§ WHAT YOU HAVE TO DO
Find the string "this" in the records. Copy every line it appears in.

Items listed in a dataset
•••

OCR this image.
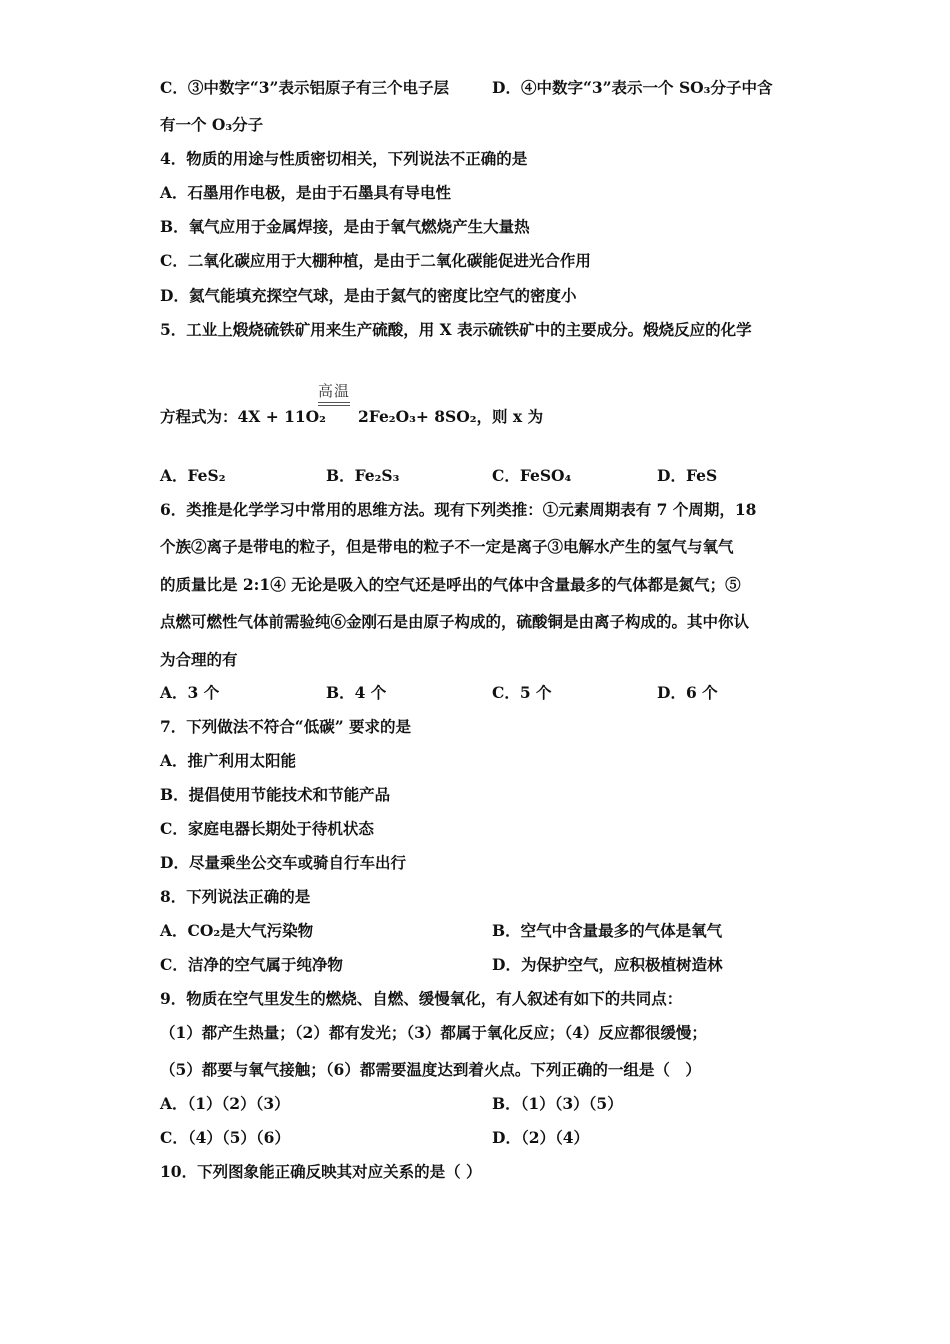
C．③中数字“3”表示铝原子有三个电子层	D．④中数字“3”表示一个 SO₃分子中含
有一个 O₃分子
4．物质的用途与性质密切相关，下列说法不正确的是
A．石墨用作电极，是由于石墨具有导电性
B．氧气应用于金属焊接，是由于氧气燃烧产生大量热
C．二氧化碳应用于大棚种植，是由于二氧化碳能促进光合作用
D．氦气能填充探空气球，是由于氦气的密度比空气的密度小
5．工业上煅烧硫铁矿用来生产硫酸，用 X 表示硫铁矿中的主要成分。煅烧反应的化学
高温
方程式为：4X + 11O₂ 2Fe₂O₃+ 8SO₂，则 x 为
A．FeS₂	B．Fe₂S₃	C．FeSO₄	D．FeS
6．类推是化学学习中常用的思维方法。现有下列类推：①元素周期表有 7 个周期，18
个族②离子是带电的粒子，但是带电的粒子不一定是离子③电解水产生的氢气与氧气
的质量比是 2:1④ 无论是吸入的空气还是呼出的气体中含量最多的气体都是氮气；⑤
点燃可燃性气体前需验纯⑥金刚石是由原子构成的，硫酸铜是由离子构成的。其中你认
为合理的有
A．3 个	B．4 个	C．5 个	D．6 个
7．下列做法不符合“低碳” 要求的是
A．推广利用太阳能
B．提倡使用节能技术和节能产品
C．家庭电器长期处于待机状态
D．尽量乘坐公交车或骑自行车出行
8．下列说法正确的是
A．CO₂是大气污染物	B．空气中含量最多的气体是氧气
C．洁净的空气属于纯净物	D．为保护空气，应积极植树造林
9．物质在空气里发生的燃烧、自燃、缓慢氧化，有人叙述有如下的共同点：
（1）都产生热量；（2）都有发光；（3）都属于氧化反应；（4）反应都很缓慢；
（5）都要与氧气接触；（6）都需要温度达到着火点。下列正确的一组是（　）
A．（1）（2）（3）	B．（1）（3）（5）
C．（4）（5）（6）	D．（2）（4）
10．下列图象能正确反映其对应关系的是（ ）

•••

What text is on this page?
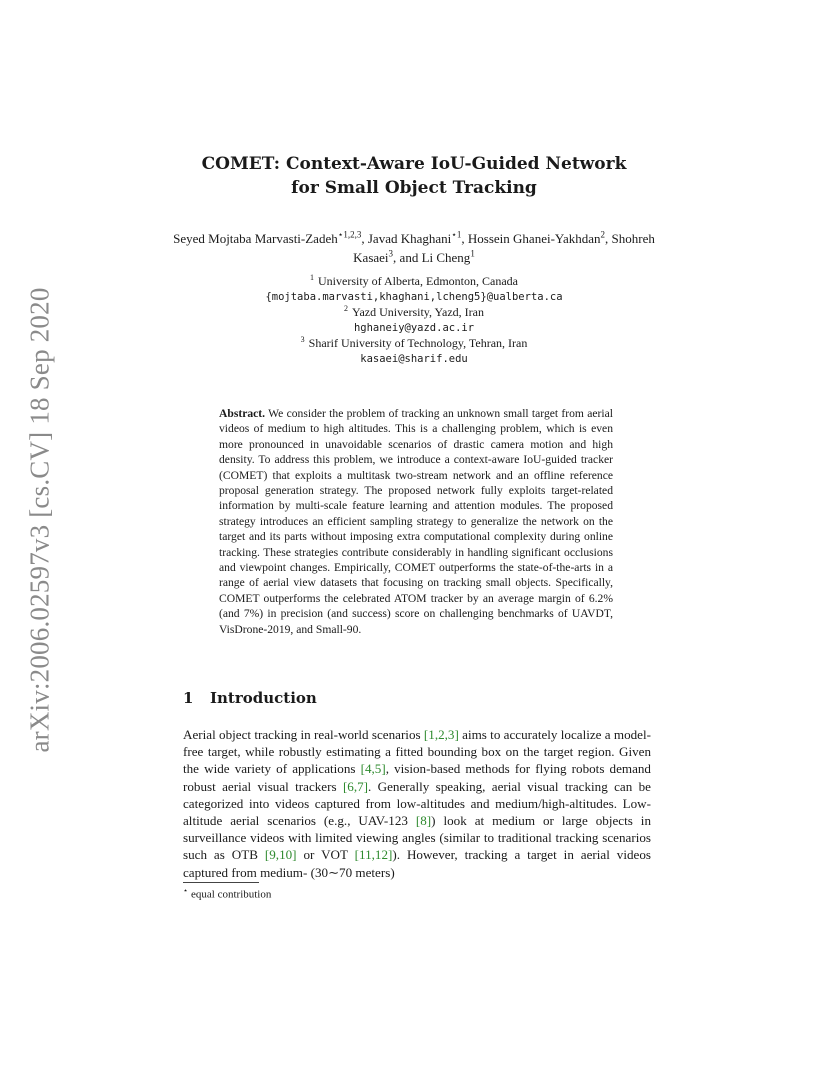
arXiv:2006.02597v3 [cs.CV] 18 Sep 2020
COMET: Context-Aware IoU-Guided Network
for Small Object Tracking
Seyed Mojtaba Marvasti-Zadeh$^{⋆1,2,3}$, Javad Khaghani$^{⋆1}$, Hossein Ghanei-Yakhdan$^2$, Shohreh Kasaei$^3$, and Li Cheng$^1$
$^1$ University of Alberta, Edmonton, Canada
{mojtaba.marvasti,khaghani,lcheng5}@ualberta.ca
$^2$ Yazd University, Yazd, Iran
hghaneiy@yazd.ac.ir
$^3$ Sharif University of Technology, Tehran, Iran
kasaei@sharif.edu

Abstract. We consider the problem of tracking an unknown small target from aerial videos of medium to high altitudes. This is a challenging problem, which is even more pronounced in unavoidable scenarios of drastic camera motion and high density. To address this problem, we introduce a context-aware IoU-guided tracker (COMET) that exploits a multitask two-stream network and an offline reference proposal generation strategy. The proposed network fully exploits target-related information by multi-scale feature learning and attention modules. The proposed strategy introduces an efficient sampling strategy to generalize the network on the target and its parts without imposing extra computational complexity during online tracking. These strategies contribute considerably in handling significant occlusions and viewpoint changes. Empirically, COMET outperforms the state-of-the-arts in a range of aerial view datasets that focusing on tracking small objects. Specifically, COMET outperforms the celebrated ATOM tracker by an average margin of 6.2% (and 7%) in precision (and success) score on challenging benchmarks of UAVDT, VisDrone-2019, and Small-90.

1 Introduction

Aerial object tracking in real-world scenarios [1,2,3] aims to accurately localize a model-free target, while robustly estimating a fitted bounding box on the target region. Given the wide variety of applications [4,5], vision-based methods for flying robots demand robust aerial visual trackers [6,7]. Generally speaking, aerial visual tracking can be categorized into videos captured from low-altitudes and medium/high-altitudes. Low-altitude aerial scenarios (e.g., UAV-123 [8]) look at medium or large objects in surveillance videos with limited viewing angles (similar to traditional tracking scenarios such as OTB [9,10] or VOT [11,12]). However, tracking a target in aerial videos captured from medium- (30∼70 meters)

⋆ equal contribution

•••

§ ANSWER TO THE PROBLEM
OCR this image.
What text is on this page?
Abstract. We consider the problem of tracking an unknown small target from aerial videos of medium to high altitudes. This is a challenging problem, which is even more pronounced in unavoidable scenarios of drastic camera motion and high density. To address this problem, we introduce a context-aware IoU-guided tracker (COMET) that exploits a multitask two-stream network and an offline reference proposal generation strategy. The proposed network fully exploits target-related information by multi-scale feature learning and attention modules. The proposed strategy introduces an efficient sampling strategy to generalize the network on the target and its parts without imposing extra computational complexity during online tracking. These strategies contribute considerably in handling significant occlusions and viewpoint changes. Empirically, COMET outperforms the state-of-the-arts in a range of aerial view datasets that focusing on tracking small objects. Specifically, COMET outperforms the celebrated ATOM tracker by an average margin of 6.2% (and 7%) in precision (and success) score on challenging benchmarks of UAVDT, VisDrone-2019, and Small-90.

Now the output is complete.